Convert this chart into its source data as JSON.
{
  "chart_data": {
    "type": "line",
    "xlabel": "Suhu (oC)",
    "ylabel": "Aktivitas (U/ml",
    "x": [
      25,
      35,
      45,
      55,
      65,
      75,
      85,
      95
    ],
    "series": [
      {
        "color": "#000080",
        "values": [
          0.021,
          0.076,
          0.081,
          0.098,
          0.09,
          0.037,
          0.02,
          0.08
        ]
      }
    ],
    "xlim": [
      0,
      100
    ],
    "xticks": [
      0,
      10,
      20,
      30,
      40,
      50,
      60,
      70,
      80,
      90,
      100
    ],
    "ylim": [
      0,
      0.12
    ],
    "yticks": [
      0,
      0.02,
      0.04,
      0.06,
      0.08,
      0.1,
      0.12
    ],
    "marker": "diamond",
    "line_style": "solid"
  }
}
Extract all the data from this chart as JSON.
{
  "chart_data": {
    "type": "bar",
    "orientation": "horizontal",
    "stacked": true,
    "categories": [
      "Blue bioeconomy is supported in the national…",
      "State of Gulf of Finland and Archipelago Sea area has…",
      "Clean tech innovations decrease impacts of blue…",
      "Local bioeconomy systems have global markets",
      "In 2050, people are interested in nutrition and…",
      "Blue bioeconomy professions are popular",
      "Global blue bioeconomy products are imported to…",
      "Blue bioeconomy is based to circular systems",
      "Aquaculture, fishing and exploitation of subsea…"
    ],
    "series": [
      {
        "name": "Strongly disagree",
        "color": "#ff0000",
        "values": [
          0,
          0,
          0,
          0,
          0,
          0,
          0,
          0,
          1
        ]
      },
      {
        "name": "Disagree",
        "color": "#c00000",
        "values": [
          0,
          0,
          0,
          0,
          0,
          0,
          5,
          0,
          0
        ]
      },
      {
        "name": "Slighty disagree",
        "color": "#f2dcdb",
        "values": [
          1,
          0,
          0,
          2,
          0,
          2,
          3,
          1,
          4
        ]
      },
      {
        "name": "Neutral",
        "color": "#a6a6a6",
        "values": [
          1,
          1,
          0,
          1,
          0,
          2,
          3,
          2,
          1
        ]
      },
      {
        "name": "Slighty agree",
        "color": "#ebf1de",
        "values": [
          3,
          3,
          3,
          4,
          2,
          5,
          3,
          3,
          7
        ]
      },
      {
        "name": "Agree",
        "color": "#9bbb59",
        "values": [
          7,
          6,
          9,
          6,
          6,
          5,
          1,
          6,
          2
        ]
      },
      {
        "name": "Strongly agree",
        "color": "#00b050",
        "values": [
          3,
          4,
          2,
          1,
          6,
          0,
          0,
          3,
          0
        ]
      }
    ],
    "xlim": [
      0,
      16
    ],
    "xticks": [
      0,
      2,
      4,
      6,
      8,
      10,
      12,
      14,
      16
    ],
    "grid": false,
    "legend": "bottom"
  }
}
:::
**DIRECTIONS FOR THIS TASK**:
Extract every line of the records above that contains the word "bioeconomy".

**THE RESULT**:
      "Blue bioeconomy is supported in the national…",
      "Local bioeconomy systems have global markets",
      "Blue bioeconomy professions are popular",
      "Global blue bioeconomy products are imported to…",
      "Blue bioeconomy is based to circular systems",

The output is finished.